## REQUIRED WORK:
Reproduce every item below with each occurrence of "tab-label" replaced by "tab-caption", leaving everything else untouched.

## ENTRIES SHOWN:
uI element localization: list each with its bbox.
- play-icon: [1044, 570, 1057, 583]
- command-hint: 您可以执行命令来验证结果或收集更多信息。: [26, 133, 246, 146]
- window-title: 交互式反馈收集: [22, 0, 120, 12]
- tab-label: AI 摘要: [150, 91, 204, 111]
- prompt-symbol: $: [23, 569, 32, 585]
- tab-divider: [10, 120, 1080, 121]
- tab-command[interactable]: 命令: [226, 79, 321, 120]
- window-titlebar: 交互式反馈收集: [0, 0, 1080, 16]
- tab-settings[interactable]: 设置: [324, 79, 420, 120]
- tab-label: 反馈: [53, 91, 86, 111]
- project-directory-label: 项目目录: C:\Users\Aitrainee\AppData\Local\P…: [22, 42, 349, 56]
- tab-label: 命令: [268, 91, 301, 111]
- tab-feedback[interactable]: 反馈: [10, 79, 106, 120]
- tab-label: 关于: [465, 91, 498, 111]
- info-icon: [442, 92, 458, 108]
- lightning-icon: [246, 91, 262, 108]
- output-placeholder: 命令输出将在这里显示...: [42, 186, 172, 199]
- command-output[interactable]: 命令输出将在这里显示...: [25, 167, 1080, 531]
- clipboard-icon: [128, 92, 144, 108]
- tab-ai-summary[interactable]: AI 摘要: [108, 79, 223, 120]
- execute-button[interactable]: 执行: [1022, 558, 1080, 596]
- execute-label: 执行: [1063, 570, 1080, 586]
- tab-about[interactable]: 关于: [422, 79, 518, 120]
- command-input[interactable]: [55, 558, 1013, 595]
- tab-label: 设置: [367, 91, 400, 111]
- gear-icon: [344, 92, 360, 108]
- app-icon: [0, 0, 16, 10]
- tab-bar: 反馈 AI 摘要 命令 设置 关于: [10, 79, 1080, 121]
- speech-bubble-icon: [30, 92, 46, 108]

## EXPECTED ANSWER:
uI element localization: list each with its bbox.
- play-icon: [1044, 570, 1057, 583]
- command-hint: 您可以执行命令来验证结果或收集更多信息。: [26, 133, 246, 146]
- window-title: 交互式反馈收集: [22, 0, 120, 12]
- tab-caption: AI 摘要: [150, 91, 204, 111]
- prompt-symbol: $: [23, 569, 32, 585]
- tab-divider: [10, 120, 1080, 121]
- tab-command[interactable]: 命令: [226, 79, 321, 120]
- window-titlebar: 交互式反馈收集: [0, 0, 1080, 16]
- tab-settings[interactable]: 设置: [324, 79, 420, 120]
- tab-caption: 反馈: [53, 91, 86, 111]
- project-directory-label: 项目目录: C:\Users\Aitrainee\AppData\Local\P…: [22, 42, 349, 56]
- tab-caption: 命令: [268, 91, 301, 111]
- tab-feedback[interactable]: 反馈: [10, 79, 106, 120]
- tab-caption: 关于: [465, 91, 498, 111]
- info-icon: [442, 92, 458, 108]
- lightning-icon: [246, 91, 262, 108]
- output-placeholder: 命令输出将在这里显示...: [42, 186, 172, 199]
- command-output[interactable]: 命令输出将在这里显示...: [25, 167, 1080, 531]
- clipboard-icon: [128, 92, 144, 108]
- tab-ai-summary[interactable]: AI 摘要: [108, 79, 223, 120]
- execute-button[interactable]: 执行: [1022, 558, 1080, 596]
- execute-label: 执行: [1063, 570, 1080, 586]
- tab-about[interactable]: 关于: [422, 79, 518, 120]
- command-input[interactable]: [55, 558, 1013, 595]
- tab-caption: 设置: [367, 91, 400, 111]
- gear-icon: [344, 92, 360, 108]
- app-icon: [0, 0, 16, 10]
- tab-bar: 反馈 AI 摘要 命令 设置 关于: [10, 79, 1080, 121]
- speech-bubble-icon: [30, 92, 46, 108]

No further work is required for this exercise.